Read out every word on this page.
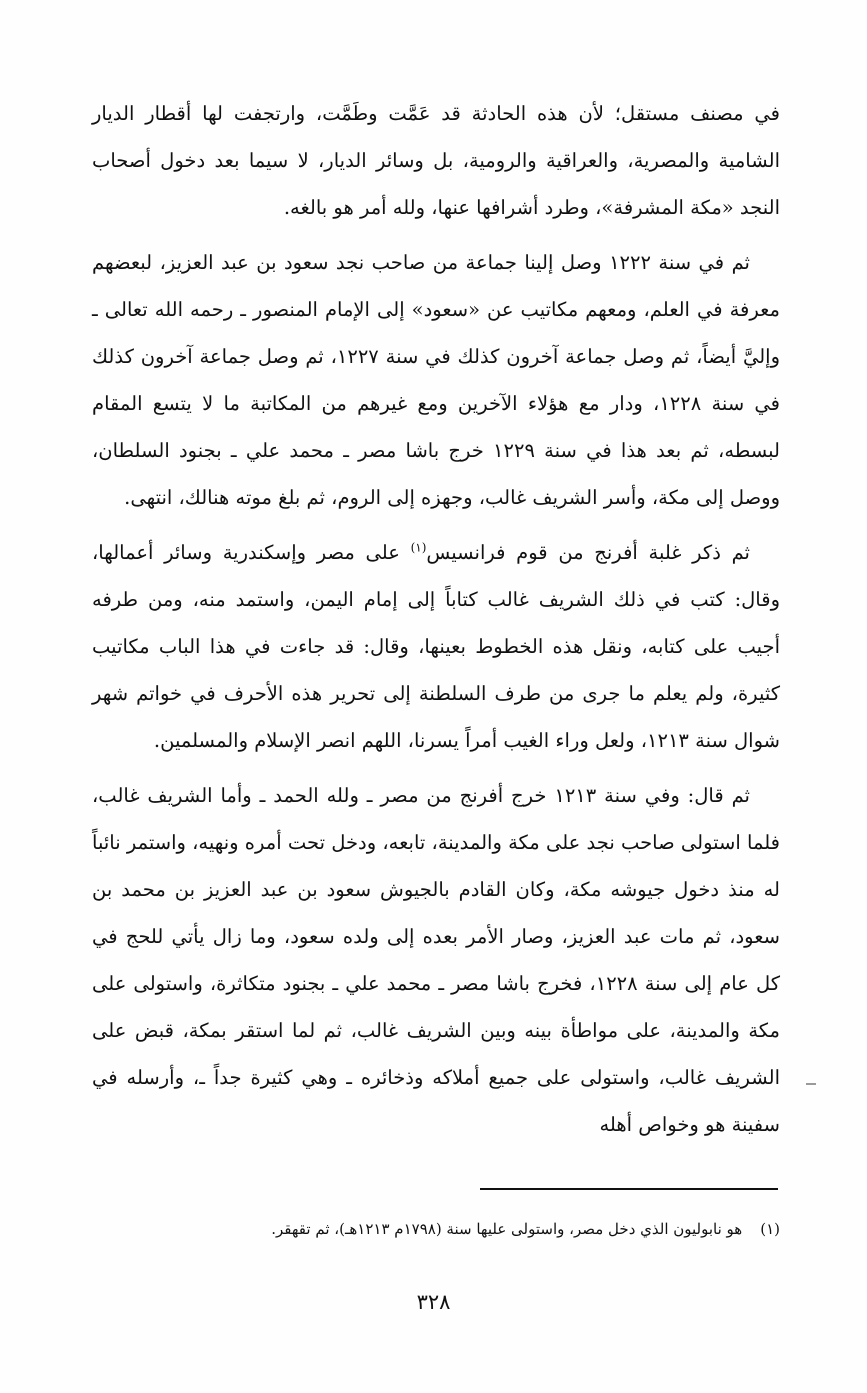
في مصنف مستقل؛ لأن هذه الحادثة قد عَمَّت وطَمَّت، وارتجفت لها أقطار الديار الشامية والمصرية، والعراقية والرومية، بل وسائر الديار، لا سيما بعد دخول أصحاب النجد «مكة المشرفة»، وطرد أشرافها عنها، ولله أمر هو بالغه.

ثم في سنة ١٢٢٢ وصل إلينا جماعة من صاحب نجد سعود بن عبد العزيز، لبعضهم معرفة في العلم، ومعهم مكاتيب عن «سعود» إلى الإمام المنصور ـ رحمه الله تعالى ـ وإليَّ أيضاً، ثم وصل جماعة آخرون كذلك في سنة ١٢٢٧، ثم وصل جماعة آخرون كذلك في سنة ١٢٢٨، ودار مع هؤلاء الآخرين ومع غيرهم من المكاتبة ما لا يتسع المقام لبسطه، ثم بعد هذا في سنة ١٢٢٩ خرج باشا مصر ـ محمد علي ـ بجنود السلطان، ووصل إلى مكة، وأسر الشريف غالب، وجهزه إلى الروم، ثم بلغ موته هنالك، انتهى.

ثم ذكر غلبة أفرنج من قوم فرانسيس$^{(١)}$ على مصر وإسكندرية وسائر أعمالها، وقال: كتب في ذلك الشريف غالب كتاباً إلى إمام اليمن، واستمد منه، ومن طرفه أجيب على كتابه، ونقل هذه الخطوط بعينها، وقال: قد جاءت في هذا الباب مكاتيب كثيرة، ولم يعلم ما جرى من طرف السلطنة إلى تحرير هذه الأحرف في خواتم شهر شوال سنة ١٢١٣، ولعل وراء الغيب أمراً يسرنا، اللهم انصر الإسلام والمسلمين.

ثم قال: وفي سنة ١٢١٣ خرج أفرنج من مصر ـ ولله الحمد ـ وأما الشريف غالب، فلما استولى صاحب نجد على مكة والمدينة، تابعه، ودخل تحت أمره ونهيه، واستمر نائباً له منذ دخول جيوشه مكة، وكان القادم بالجيوش سعود بن عبد العزيز بن محمد بن سعود، ثم مات عبد العزيز، وصار الأمر بعده إلى ولده سعود، وما زال يأتي للحج في كل عام إلى سنة ١٢٢٨، فخرج باشا مصر ـ محمد علي ـ بجنود متكاثرة، واستولى على مكة والمدينة، على مواطأة بينه وبين الشريف غالب، ثم لما استقر بمكة، قبض على الشريف غالب، واستولى على جميع أملاكه وذخائره ـ وهي كثيرة جداً ـ، وأرسله في سفينة هو وخواص أهله

(١)هو نابوليون الذي دخل مصر، واستولى عليها سنة (١٧٩٨م ١٢١٣هـ)، ثم تقهقر.
٣٢٨
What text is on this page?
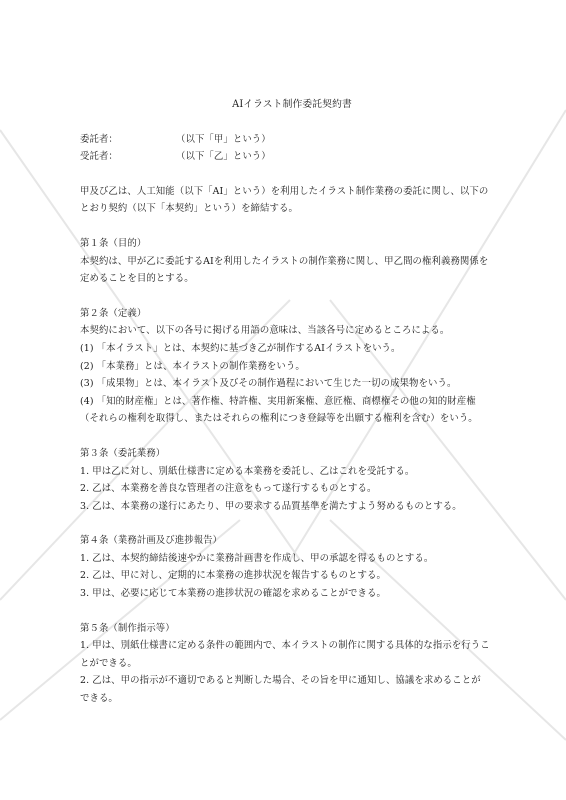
AIイラスト制作委託契約書
委託者：	（以下「甲」という）
受託者：	（以下「乙」という）

甲及び乙は、人工知能（以下「AI」という）を利用したイラスト制作業務の委託に関し、以下のとおり契約（以下「本契約」という）を締結する。

第１条（目的）

本契約は、甲が乙に委託するAIを利用したイラストの制作業務に関し、甲乙間の権利義務関係を定めることを目的とする。

第２条（定義）

本契約において、以下の各号に掲げる用語の意味は、当該各号に定めるところによる。

(1) 「本イラスト」とは、本契約に基づき乙が制作するAIイラストをいう。

(2) 「本業務」とは、本イラストの制作業務をいう。

(3) 「成果物」とは、本イラスト及びその制作過程において生じた一切の成果物をいう。

(4) 「知的財産権」とは、著作権、特許権、実用新案権、意匠権、商標権その他の知的財産権（それらの権利を取得し、またはそれらの権利につき登録等を出願する権利を含む）をいう。

第３条（委託業務）

1. 甲は乙に対し、別紙仕様書に定める本業務を委託し、乙はこれを受託する。

2. 乙は、本業務を善良な管理者の注意をもって遂行するものとする。

3. 乙は、本業務の遂行にあたり、甲の要求する品質基準を満たすよう努めるものとする。

第４条（業務計画及び進捗報告）

1. 乙は、本契約締結後速やかに業務計画書を作成し、甲の承認を得るものとする。

2. 乙は、甲に対し、定期的に本業務の進捗状況を報告するものとする。

3. 甲は、必要に応じて本業務の進捗状況の確認を求めることができる。

第５条（制作指示等）

1. 甲は、別紙仕様書に定める条件の範囲内で、本イラストの制作に関する具体的な指示を行うことができる。

2. 乙は、甲の指示が不適切であると判断した場合、その旨を甲に通知し、協議を求めることができる。
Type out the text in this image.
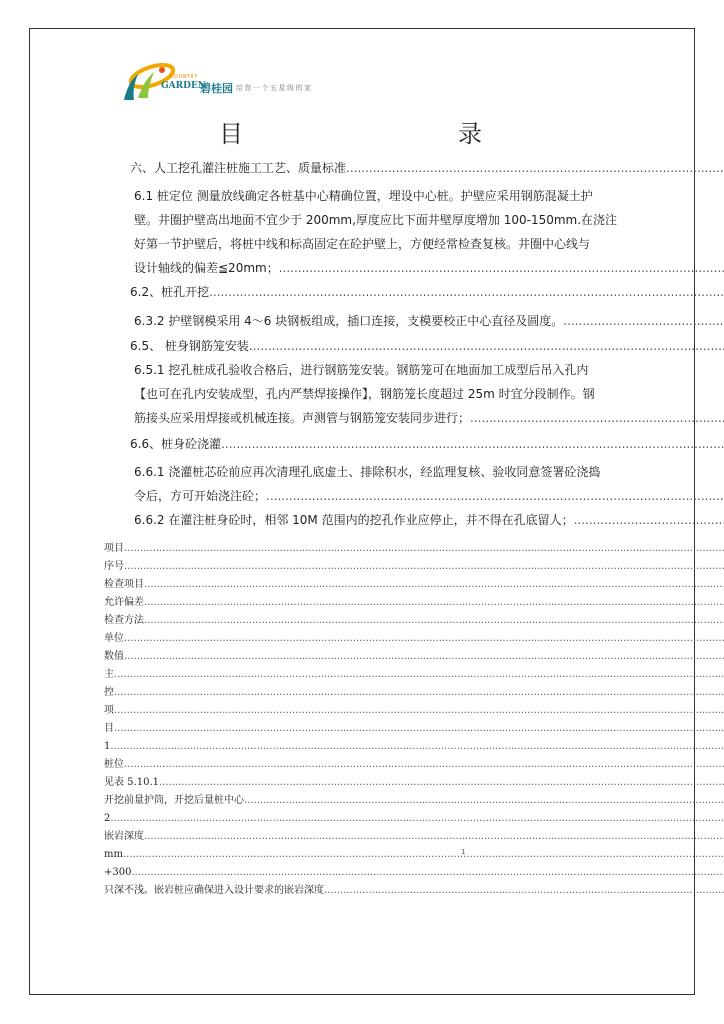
COUNTRY
GARDEN
碧桂园 给您一个五星级的家
目	录
六、人工挖孔灌注桩施工工艺、质量标准
.....
6.1 桩定位 测量放线确定各桩基中心精确位置，埋设中心桩。护壁应采用钢筋混凝土护
壁。井圈护壁高出地面不宜少于 200mm,厚度应比下面井壁厚度增加 100-150mm.在浇注
好第一节护壁后，将桩中线和标高固定在砼护壁上，方便经常检查复核。井圈中心线与
设计轴线的偏差≦20mm；
.....
6.2、桩孔开挖
.....
6.3.2 护壁钢模采用 4～6 块钢板组成，插口连接，支模要校正中心直径及圆度。
.....
6.5、 桩身钢筋笼安装
.....
6.5.1 挖孔桩成孔验收合格后，进行钢筋笼安装。钢筋笼可在地面加工成型后吊入孔内
【也可在孔内安装成型，孔内严禁焊接操作】，钢筋笼长度超过 25m 时宜分段制作。钢
筋接头应采用焊接或机械连接。声测管与钢筋笼安装同步进行；
.....
6.6、桩身砼浇灌
.....
6.6.1 浇灌桩芯砼前应再次清理孔底虚土、排除积水，经监理复核、验收同意签署砼浇捣
令后，方可开始浇注砼；
.....
6.6.2 在灌注桩身砼时，相邻 10M 范围内的挖孔作业应停止，并不得在孔底留人；
.....
项目
.....
序号
.....
检查项目
.....
允许偏差
.....
检查方法
.....
单位
.....
数值
.....
主
.....
控
.....
项
.....
目
.....
1
.....
桩位
.....
见表 5.10.1
.....
开挖前量护筒，开挖后量桩中心
.....
2
.....
嵌岩深度
.....
mm
.....
+300
.....
只深不浅。嵌岩桩应确保进入设计要求的嵌岩深度
.....
1
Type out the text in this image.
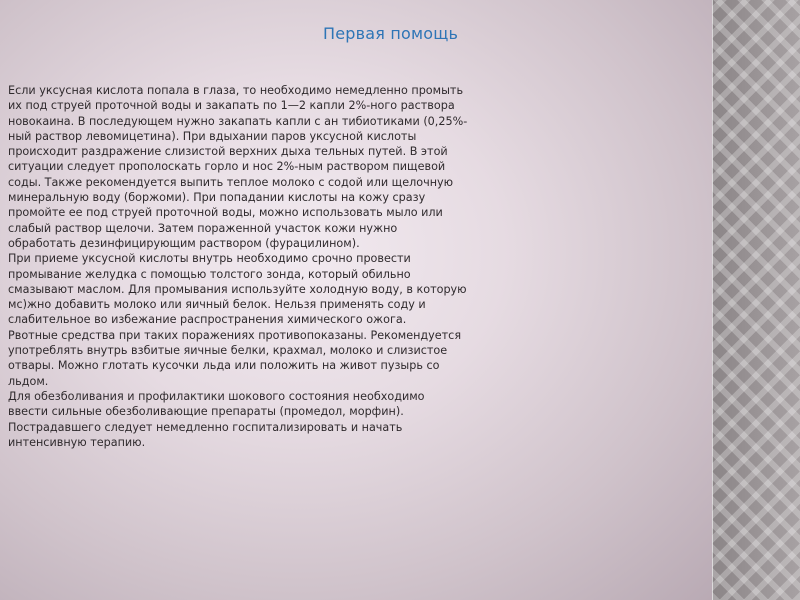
Первая помощь

Если уксусная кислота попала в глаза, то необходимо немедленно промыть их под струей проточной воды и закапать по 1—2 капли 2%-ного раствора новокаина. В последующем нужно закапать капли с ан тибиотиками (0,25%-ный раствор левомицетина). При вдыхании паров уксусной кислоты происходит раздражение слизистой верхних дыха тельных путей. В этой ситуации следует прополоскать горло и нос 2%-ным раствором пищевой соды. Также рекомендуется выпить теплое молоко с содой или щелочную минеральную воду (боржоми). При попадании кислоты на кожу сразу промойте ее под струей проточной воды, можно использовать мыло или слабый раствор щелочи. Затем пораженной участок кожи нужно обработать дезинфицирующим раствором (фурацилином).

При приеме уксусной кислоты внутрь необходимо срочно провести промывание желудка с помощью толстого зонда, который обильно смазывают маслом. Для промывания используйте холодную воду, в которую мс)жно добавить молоко или яичный белок. Нельзя применять соду и слабительное во избежание распространения химического ожога.

Рвотные средства при таких поражениях противопоказаны. Рекомендуется употреблять внутрь взбитые яичные белки, крахмал, молоко и слизистое отвары. Можно глотать кусочки льда или положить на живот пузырь со льдом.

Для обезболивания и профилактики шокового состояния необходимо ввести сильные обезболивающие препараты (промедол, морфин). Пострадавшего следует немедленно госпитализировать и начать интенсивную терапию.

+-------+

Exercise directions:
Exact duplication of all the records is required; pictures are omitted from the copy.

Response to this task:
Read out every word on this page.
في مصنف مستقل؛ لأن هذه الحادثة قد عَمَّت وطَمَّت، وارتجفت لها أقطار الديار الشامية والمصرية، والعراقية والرومية، بل وسائر الديار، لا سيما بعد دخول أصحاب النجد «مكة المشرفة»، وطرد أشرافها عنها، ولله أمر هو بالغه.

ثم في سنة ١٢٢٢ وصل إلينا جماعة من صاحب نجد سعود بن عبد العزيز، لبعضهم معرفة في العلم، ومعهم مكاتيب عن «سعود» إلى الإمام المنصور ـ رحمه الله تعالى ـ وإليَّ أيضاً، ثم وصل جماعة آخرون كذلك في سنة ١٢٢٧، ثم وصل جماعة آخرون كذلك في سنة ١٢٢٨، ودار مع هؤلاء الآخرين ومع غيرهم من المكاتبة ما لا يتسع المقام لبسطه، ثم بعد هذا في سنة ١٢٢٩ خرج باشا مصر ـ محمد علي ـ بجنود السلطان، ووصل إلى مكة، وأسر الشريف غالب، وجهزه إلى الروم، ثم بلغ موته هنالك، انتهى.

ثم ذكر غلبة أفرنج من قوم فرانسيس$^{(١)}$ على مصر وإسكندرية وسائر أعمالها، وقال: كتب في ذلك الشريف غالب كتاباً إلى إمام اليمن، واستمد منه، ومن طرفه أجيب على كتابه، ونقل هذه الخطوط بعينها، وقال: قد جاءت في هذا الباب مكاتيب كثيرة، ولم يعلم ما جرى من طرف السلطنة إلى تحرير هذه الأحرف في خواتم شهر شوال سنة ١٢١٣، ولعل وراء الغيب أمراً يسرنا، اللهم انصر الإسلام والمسلمين.

ثم قال: وفي سنة ١٢١٣ خرج أفرنج من مصر ـ ولله الحمد ـ وأما الشريف غالب، فلما استولى صاحب نجد على مكة والمدينة، تابعه، ودخل تحت أمره ونهيه، واستمر نائباً له منذ دخول جيوشه مكة، وكان القادم بالجيوش سعود بن عبد العزيز بن محمد بن سعود، ثم مات عبد العزيز، وصار الأمر بعده إلى ولده سعود، وما زال يأتي للحج في كل عام إلى سنة ١٢٢٨، فخرج باشا مصر ـ محمد علي ـ بجنود متكاثرة، واستولى على مكة والمدينة، على مواطأة بينه وبين الشريف غالب، ثم لما استقر بمكة، قبض على الشريف غالب، واستولى على جميع أملاكه وذخائره ـ وهي كثيرة جداً ـ، وأرسله في سفينة هو وخواص أهله

(١)هو نابوليون الذي دخل مصر، واستولى عليها سنة (١٧٩٨م ١٢١٣هـ)، ثم تقهقر.
٣٢٨
What text is on this page?
AIイラスト制作委託契約書
委託者：	（以下「甲」という）
受託者：	（以下「乙」という）

甲及び乙は、人工知能（以下「AI」という）を利用したイラスト制作業務の委託に関し、以下のとおり契約（以下「本契約」という）を締結する。

第１条（目的）

本契約は、甲が乙に委託するAIを利用したイラストの制作業務に関し、甲乙間の権利義務関係を定めることを目的とする。

第２条（定義）

本契約において、以下の各号に掲げる用語の意味は、当該各号に定めるところによる。

(1) 「本イラスト」とは、本契約に基づき乙が制作するAIイラストをいう。

(2) 「本業務」とは、本イラストの制作業務をいう。

(3) 「成果物」とは、本イラスト及びその制作過程において生じた一切の成果物をいう。

(4) 「知的財産権」とは、著作権、特許権、実用新案権、意匠権、商標権その他の知的財産権（それらの権利を取得し、またはそれらの権利につき登録等を出願する権利を含む）をいう。

第３条（委託業務）

1. 甲は乙に対し、別紙仕様書に定める本業務を委託し、乙はこれを受託する。

2. 乙は、本業務を善良な管理者の注意をもって遂行するものとする。

3. 乙は、本業務の遂行にあたり、甲の要求する品質基準を満たすよう努めるものとする。

第４条（業務計画及び進捗報告）

1. 乙は、本契約締結後速やかに業務計画書を作成し、甲の承認を得るものとする。

2. 乙は、甲に対し、定期的に本業務の進捗状況を報告するものとする。

3. 甲は、必要に応じて本業務の進捗状況の確認を求めることができる。

第５条（制作指示等）

1. 甲は、別紙仕様書に定める条件の範囲内で、本イラストの制作に関する具体的な指示を行うことができる。

2. 乙は、甲の指示が不適切であると判断した場合、その旨を甲に通知し、協議を求めることができる。
Type out the text in this image.
COUNTRY
GARDEN
碧桂园 给您一个五星级的家
目	录
六、人工挖孔灌注桩施工工艺、质量标准
.....
6.1 桩定位 测量放线确定各桩基中心精确位置，埋设中心桩。护壁应采用钢筋混凝土护
壁。井圈护壁高出地面不宜少于 200mm,厚度应比下面井壁厚度增加 100-150mm.在浇注
好第一节护壁后，将桩中线和标高固定在砼护壁上，方便经常检查复核。井圈中心线与
设计轴线的偏差≦20mm；
.....
6.2、桩孔开挖
.....
6.3.2 护壁钢模采用 4～6 块钢板组成，插口连接，支模要校正中心直径及圆度。
.....
6.5、 桩身钢筋笼安装
.....
6.5.1 挖孔桩成孔验收合格后，进行钢筋笼安装。钢筋笼可在地面加工成型后吊入孔内
【也可在孔内安装成型，孔内严禁焊接操作】，钢筋笼长度超过 25m 时宜分段制作。钢
筋接头应采用焊接或机械连接。声测管与钢筋笼安装同步进行；
.....
6.6、桩身砼浇灌
.....
6.6.1 浇灌桩芯砼前应再次清理孔底虚土、排除积水，经监理复核、验收同意签署砼浇捣
令后，方可开始浇注砼；
.....
6.6.2 在灌注桩身砼时，相邻 10M 范围内的挖孔作业应停止，并不得在孔底留人；
.....
项目
.....
序号
.....
检查项目
.....
允许偏差
.....
检查方法
.....
单位
.....
数值
.....
主
.....
控
.....
项
.....
目
.....
1
.....
桩位
.....
见表 5.10.1
.....
开挖前量护筒，开挖后量桩中心
.....
2
.....
嵌岩深度
.....
mm
.....
+300
.....
只深不浅。嵌岩桩应确保进入设计要求的嵌岩深度
.....
1
Type out the text in this image.
Первая помощь

Если уксусная кислота попала в глаза, то необходимо немедленно промыть их под струей проточной воды и закапать по 1—2 капли 2%-ного раствора новокаина. В последующем нужно закапать капли с ан тибиотиками (0,25%-ный раствор левомицетина). При вдыхании паров уксусной кислоты происходит раздражение слизистой верхних дыха тельных путей. В этой ситуации следует прополоскать горло и нос 2%-ным раствором пищевой соды. Также рекомендуется выпить теплое молоко с содой или щелочную минеральную воду (боржоми). При попадании кислоты на кожу сразу промойте ее под струей проточной воды, можно использовать мыло или слабый раствор щелочи. Затем пораженной участок кожи нужно обработать дезинфицирующим раствором (фурацилином).

При приеме уксусной кислоты внутрь необходимо срочно провести промывание желудка с помощью толстого зонда, который обильно смазывают маслом. Для промывания используйте холодную воду, в которую мс)жно добавить молоко или яичный белок. Нельзя применять соду и слабительное во избежание распространения химического ожога.

Рвотные средства при таких поражениях противопоказаны. Рекомендуется употреблять внутрь взбитые яичные белки, крахмал, молоко и слизистое отвары. Можно глотать кусочки льда или положить на живот пузырь со льдом.

Для обезболивания и профилактики шокового состояния необходимо ввести сильные обезболивающие препараты (промедол, морфин). Пострадавшего следует немедленно госпитализировать и начать интенсивную терапию.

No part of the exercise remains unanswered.